=== Work to complete ===
Give the data again, word for word.

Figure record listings
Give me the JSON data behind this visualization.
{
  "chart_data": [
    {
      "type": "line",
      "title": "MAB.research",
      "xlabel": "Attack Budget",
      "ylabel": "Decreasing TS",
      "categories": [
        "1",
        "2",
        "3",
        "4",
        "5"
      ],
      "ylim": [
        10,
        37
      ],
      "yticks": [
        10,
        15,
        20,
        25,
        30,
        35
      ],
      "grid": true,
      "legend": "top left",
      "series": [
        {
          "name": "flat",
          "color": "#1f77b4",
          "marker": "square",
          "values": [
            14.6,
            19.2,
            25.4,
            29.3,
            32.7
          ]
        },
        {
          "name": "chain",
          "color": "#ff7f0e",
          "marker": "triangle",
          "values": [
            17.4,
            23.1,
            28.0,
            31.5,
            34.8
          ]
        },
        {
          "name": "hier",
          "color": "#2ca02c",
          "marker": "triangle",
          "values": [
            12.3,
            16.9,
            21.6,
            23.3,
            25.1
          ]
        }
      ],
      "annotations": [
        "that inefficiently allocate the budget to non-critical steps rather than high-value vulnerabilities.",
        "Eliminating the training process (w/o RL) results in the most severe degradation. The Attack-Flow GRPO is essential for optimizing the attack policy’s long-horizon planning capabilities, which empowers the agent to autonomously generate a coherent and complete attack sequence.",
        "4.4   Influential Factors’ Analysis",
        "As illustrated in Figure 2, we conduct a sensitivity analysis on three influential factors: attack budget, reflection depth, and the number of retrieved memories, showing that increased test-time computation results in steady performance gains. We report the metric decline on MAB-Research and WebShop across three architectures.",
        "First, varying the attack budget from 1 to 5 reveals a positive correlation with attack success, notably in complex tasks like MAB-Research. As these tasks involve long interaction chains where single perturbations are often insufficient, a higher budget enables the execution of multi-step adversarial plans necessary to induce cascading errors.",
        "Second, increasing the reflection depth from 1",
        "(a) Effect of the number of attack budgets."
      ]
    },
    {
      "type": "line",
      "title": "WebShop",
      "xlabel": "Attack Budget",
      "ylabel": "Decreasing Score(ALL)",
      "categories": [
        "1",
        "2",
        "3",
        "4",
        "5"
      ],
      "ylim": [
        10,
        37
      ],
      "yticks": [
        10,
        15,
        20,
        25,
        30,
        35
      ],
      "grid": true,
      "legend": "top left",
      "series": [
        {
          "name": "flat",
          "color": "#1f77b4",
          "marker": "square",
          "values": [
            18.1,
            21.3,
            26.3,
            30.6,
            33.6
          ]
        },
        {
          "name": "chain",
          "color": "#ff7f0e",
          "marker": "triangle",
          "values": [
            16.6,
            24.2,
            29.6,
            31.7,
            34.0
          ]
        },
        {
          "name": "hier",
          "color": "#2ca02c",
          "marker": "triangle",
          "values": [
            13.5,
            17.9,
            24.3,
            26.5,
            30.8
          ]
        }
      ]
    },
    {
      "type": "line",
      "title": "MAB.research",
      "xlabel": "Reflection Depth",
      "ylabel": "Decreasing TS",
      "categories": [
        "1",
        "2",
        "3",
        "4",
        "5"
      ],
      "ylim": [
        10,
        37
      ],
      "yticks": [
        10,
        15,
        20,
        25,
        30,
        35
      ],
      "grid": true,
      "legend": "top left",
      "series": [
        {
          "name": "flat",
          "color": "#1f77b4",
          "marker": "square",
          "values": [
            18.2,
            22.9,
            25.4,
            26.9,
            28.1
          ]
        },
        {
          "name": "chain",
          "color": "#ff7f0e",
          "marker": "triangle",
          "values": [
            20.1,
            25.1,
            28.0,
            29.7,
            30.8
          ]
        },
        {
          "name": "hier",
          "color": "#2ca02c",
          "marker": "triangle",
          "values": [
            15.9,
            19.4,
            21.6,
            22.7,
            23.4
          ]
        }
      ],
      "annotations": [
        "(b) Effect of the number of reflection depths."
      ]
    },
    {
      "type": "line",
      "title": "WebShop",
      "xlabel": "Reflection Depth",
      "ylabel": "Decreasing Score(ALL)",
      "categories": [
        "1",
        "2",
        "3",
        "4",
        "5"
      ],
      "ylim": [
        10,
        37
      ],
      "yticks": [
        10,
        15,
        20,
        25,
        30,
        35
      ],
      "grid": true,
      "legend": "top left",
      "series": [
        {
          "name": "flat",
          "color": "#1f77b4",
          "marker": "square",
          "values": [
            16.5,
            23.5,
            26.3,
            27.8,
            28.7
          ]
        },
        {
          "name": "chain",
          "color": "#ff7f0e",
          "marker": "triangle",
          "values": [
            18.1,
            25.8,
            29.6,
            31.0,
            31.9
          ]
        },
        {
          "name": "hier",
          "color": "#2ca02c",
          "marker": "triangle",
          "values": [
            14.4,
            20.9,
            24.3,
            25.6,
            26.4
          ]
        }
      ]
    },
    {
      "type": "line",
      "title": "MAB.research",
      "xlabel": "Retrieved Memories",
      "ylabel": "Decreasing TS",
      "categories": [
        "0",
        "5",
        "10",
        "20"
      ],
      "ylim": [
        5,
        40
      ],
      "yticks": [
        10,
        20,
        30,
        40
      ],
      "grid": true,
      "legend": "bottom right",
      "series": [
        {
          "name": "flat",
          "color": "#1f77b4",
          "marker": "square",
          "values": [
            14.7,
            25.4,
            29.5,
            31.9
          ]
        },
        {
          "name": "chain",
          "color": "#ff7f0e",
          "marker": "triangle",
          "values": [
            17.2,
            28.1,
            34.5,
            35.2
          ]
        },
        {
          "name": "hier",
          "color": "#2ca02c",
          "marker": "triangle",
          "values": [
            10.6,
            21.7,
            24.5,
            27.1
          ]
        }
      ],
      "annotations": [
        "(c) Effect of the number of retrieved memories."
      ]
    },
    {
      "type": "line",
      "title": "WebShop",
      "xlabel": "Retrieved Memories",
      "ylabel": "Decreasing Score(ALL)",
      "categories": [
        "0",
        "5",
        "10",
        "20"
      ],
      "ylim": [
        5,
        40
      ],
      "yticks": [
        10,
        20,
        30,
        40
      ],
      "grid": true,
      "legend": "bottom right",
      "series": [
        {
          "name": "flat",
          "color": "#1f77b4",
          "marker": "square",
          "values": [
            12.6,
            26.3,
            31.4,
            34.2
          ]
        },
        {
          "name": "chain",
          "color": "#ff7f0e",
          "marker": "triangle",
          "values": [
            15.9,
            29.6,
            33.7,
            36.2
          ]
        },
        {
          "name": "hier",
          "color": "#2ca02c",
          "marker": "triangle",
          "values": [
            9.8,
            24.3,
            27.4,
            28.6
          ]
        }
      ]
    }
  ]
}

=== Solution to this problem ===
Give me the JSON data behind this visualization.
{
  "chart_data": [
    {
      "type": "line",
      "title": "MAB.research",
      "xlabel": "Attack Budget",
      "ylabel": "Decreasing TS",
      "categories": [
        "1",
        "2",
        "3",
        "4",
        "5"
      ],
      "ylim": [
        10,
        37
      ],
      "yticks": [
        10,
        15,
        20,
        25,
        30,
        35
      ],
      "grid": true,
      "legend": "top left",
      "series": [
        {
          "name": "flat",
          "color": "#1f77b4",
          "marker": "square",
          "values": [
            14.6,
            19.2,
            25.4,
            29.3,
            32.7
          ]
        },
        {
          "name": "chain",
          "color": "#ff7f0e",
          "marker": "triangle",
          "values": [
            17.4,
            23.1,
            28.0,
            31.5,
            34.8
          ]
        },
        {
          "name": "hier",
          "color": "#2ca02c",
          "marker": "triangle",
          "values": [
            12.3,
            16.9,
            21.6,
            23.3,
            25.1
          ]
        }
      ],
      "annotations": [
        "that inefficiently allocate the budget to non-critical steps rather than high-value vulnerabilities.",
        "Eliminating the training process (w/o RL) results in the most severe degradation. The Attack-Flow GRPO is essential for optimizing the attack policy’s long-horizon planning capabilities, which empowers the agent to autonomously generate a coherent and complete attack sequence.",
        "4.4   Influential Factors’ Analysis",
        "As illustrated in Figure 2, we conduct a sensitivity analysis on three influential factors: attack budget, reflection depth, and the number of retrieved memories, showing that increased test-time computation results in steady performance gains. We report the metric decline on MAB-Research and WebShop across three architectures.",
        "First, varying the attack budget from 1 to 5 reveals a positive correlation with attack success, notably in complex tasks like MAB-Research. As these tasks involve long interaction chains where single perturbations are often insufficient, a higher budget enables the execution of multi-step adversarial plans necessary to induce cascading errors.",
        "Second, increasing the reflection depth from 1",
        "(a) Effect of the number of attack budgets."
      ]
    },
    {
      "type": "line",
      "title": "WebShop",
      "xlabel": "Attack Budget",
      "ylabel": "Decreasing Score(ALL)",
      "categories": [
        "1",
        "2",
        "3",
        "4",
        "5"
      ],
      "ylim": [
        10,
        37
      ],
      "yticks": [
        10,
        15,
        20,
        25,
        30,
        35
      ],
      "grid": true,
      "legend": "top left",
      "series": [
        {
          "name": "flat",
          "color": "#1f77b4",
          "marker": "square",
          "values": [
            18.1,
            21.3,
            26.3,
            30.6,
            33.6
          ]
        },
        {
          "name": "chain",
          "color": "#ff7f0e",
          "marker": "triangle",
          "values": [
            16.6,
            24.2,
            29.6,
            31.7,
            34.0
          ]
        },
        {
          "name": "hier",
          "color": "#2ca02c",
          "marker": "triangle",
          "values": [
            13.5,
            17.9,
            24.3,
            26.5,
            30.8
          ]
        }
      ]
    },
    {
      "type": "line",
      "title": "MAB.research",
      "xlabel": "Reflection Depth",
      "ylabel": "Decreasing TS",
      "categories": [
        "1",
        "2",
        "3",
        "4",
        "5"
      ],
      "ylim": [
        10,
        37
      ],
      "yticks": [
        10,
        15,
        20,
        25,
        30,
        35
      ],
      "grid": true,
      "legend": "top left",
      "series": [
        {
          "name": "flat",
          "color": "#1f77b4",
          "marker": "square",
          "values": [
            18.2,
            22.9,
            25.4,
            26.9,
            28.1
          ]
        },
        {
          "name": "chain",
          "color": "#ff7f0e",
          "marker": "triangle",
          "values": [
            20.1,
            25.1,
            28.0,
            29.7,
            30.8
          ]
        },
        {
          "name": "hier",
          "color": "#2ca02c",
          "marker": "triangle",
          "values": [
            15.9,
            19.4,
            21.6,
            22.7,
            23.4
          ]
        }
      ],
      "annotations": [
        "(b) Effect of the number of reflection depths."
      ]
    },
    {
      "type": "line",
      "title": "WebShop",
      "xlabel": "Reflection Depth",
      "ylabel": "Decreasing Score(ALL)",
      "categories": [
        "1",
        "2",
        "3",
        "4",
        "5"
      ],
      "ylim": [
        10,
        37
      ],
      "yticks": [
        10,
        15,
        20,
        25,
        30,
        35
      ],
      "grid": true,
      "legend": "top left",
      "series": [
        {
          "name": "flat",
          "color": "#1f77b4",
          "marker": "square",
          "values": [
            16.5,
            23.5,
            26.3,
            27.8,
            28.7
          ]
        },
        {
          "name": "chain",
          "color": "#ff7f0e",
          "marker": "triangle",
          "values": [
            18.1,
            25.8,
            29.6,
            31.0,
            31.9
          ]
        },
        {
          "name": "hier",
          "color": "#2ca02c",
          "marker": "triangle",
          "values": [
            14.4,
            20.9,
            24.3,
            25.6,
            26.4
          ]
        }
      ]
    },
    {
      "type": "line",
      "title": "MAB.research",
      "xlabel": "Retrieved Memories",
      "ylabel": "Decreasing TS",
      "categories": [
        "0",
        "5",
        "10",
        "20"
      ],
      "ylim": [
        5,
        40
      ],
      "yticks": [
        10,
        20,
        30,
        40
      ],
      "grid": true,
      "legend": "bottom right",
      "series": [
        {
          "name": "flat",
          "color": "#1f77b4",
          "marker": "square",
          "values": [
            14.7,
            25.4,
            29.5,
            31.9
          ]
        },
        {
          "name": "chain",
          "color": "#ff7f0e",
          "marker": "triangle",
          "values": [
            17.2,
            28.1,
            34.5,
            35.2
          ]
        },
        {
          "name": "hier",
          "color": "#2ca02c",
          "marker": "triangle",
          "values": [
            10.6,
            21.7,
            24.5,
            27.1
          ]
        }
      ],
      "annotations": [
        "(c) Effect of the number of retrieved memories."
      ]
    },
    {
      "type": "line",
      "title": "WebShop",
      "xlabel": "Retrieved Memories",
      "ylabel": "Decreasing Score(ALL)",
      "categories": [
        "0",
        "5",
        "10",
        "20"
      ],
      "ylim": [
        5,
        40
      ],
      "yticks": [
        10,
        20,
        30,
        40
      ],
      "grid": true,
      "legend": "bottom right",
      "series": [
        {
          "name": "flat",
          "color": "#1f77b4",
          "marker": "square",
          "values": [
            12.6,
            26.3,
            31.4,
            34.2
          ]
        },
        {
          "name": "chain",
          "color": "#ff7f0e",
          "marker": "triangle",
          "values": [
            15.9,
            29.6,
            33.7,
            36.2
          ]
        },
        {
          "name": "hier",
          "color": "#2ca02c",
          "marker": "triangle",
          "values": [
            9.8,
            24.3,
            27.4,
            28.6
          ]
        }
      ]
    }
  ]
}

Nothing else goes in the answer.